## TEXT SEGMENT
..........

SUPREME COURT OF QUEENSLAND

 

PARTIES:

FILE NO/S:

Court of Appeal

PROCEEDING:

Application for Extension of Time (Sentence)

ORIGINATING COURT:

DELIVERED ON:

20 March 2003

DELIVERED AT:

Brisbane

HEARING DATE:

20 March 2003

JUDGES:

McMurdo P, McPherson JA and White J
Separate reasons for judgment of each member of the Court,

each concurring as to the orders made

ORDERS:

  1. Dismiss the application to extend time within which to apply for leave to appeal
  2. Declare that in giving effect to the sentence imposed on the applicant in the Supreme Court on 11th November 1996, the applicant is entitled to have the period of 157 days from 7th June 1996 to 11th November 1996 treated as time already served under that sentence
  3. The Registrar is directed to furnish a copy of these reasons to the Commission
  4. The Registrar is directed to provide a copy of these reasons to the applicant

CATCHWORDS:

CRIMINAL LAW – JURISDICTION, PRACTICE & PROCEDURE – JUDGMENT & PUNISHEMENT – OTHER MATTERS – QUEENSLAND – pre-sentence time served and not declared under s 161(2) Penalties and Sentences Act 1992 (Qld) – whether application should be allowed where matter already appealed – whether court can make a declaration that time be considered as time served

COUNSEL:

The applicant appeared on his own behalf
G C Davey for the respondent

SOLICITORS:

The applicant appeared on his own behalf
Director of Public Prosecutions (Commonwealth) for the respondent

 

McPHERSON JA:  The applicant was one of three Brazilian seamen who were arrested shortly after coming ashore at Hay Point on 7th June 1996 and found to be in possession of a large quantity of cocaine.  On 11th November 1996 the applicant pleaded guilty to a charge of importing the drug contrary to section 233B of the Customs Act 1901 Commonwealth.  He was sentenced to imprisonment for 20 years with a non-parole period of 10 years.  In arriving at that sentence Demack J said he took into account the applicant's plea of guilty and the fact that he had been in custody for five months before being sentenced.

..........

## SUPPLIED MATERIAL
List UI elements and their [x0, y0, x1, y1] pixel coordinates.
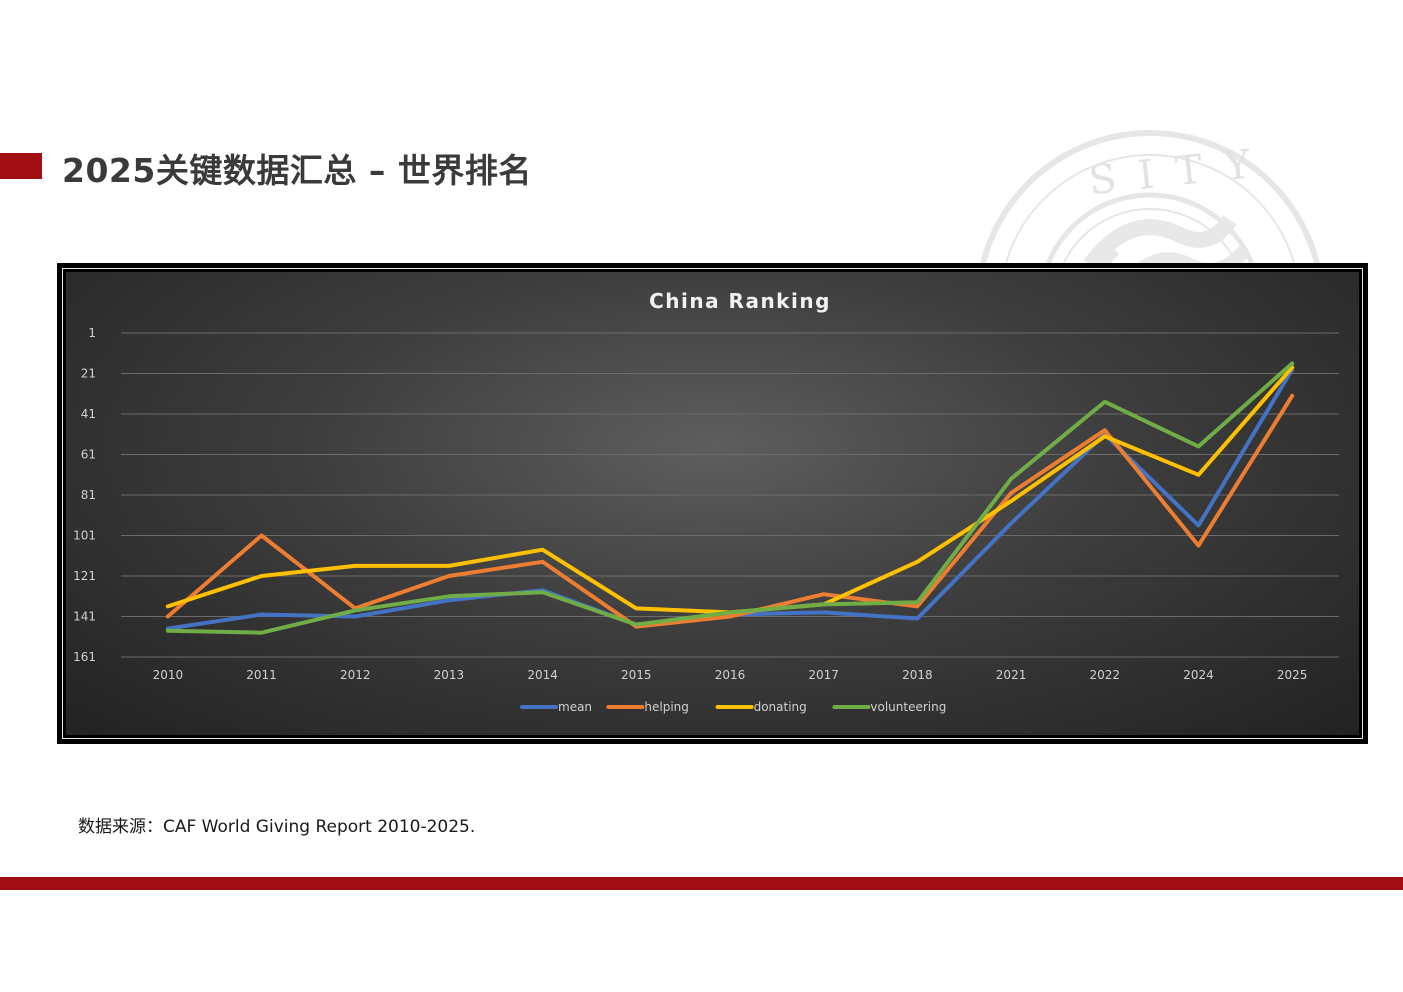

..........

## THE REQUEST
Answer these questions using the Queensland judgment:
(a) Who were the judges?
(b) Under order 2, what period is the applicant entitled to have treated as time already served?
(c) What sentence did the applicant receive after pleading guilty?

## RESULT FOR THIS TASK
(a) McMurdo P, McPherson JA and White J.
(b) The 157 days from 7th June 1996 to 11th November 1996.
(c) Imprisonment for 20 years with a non-parole period of 10 years.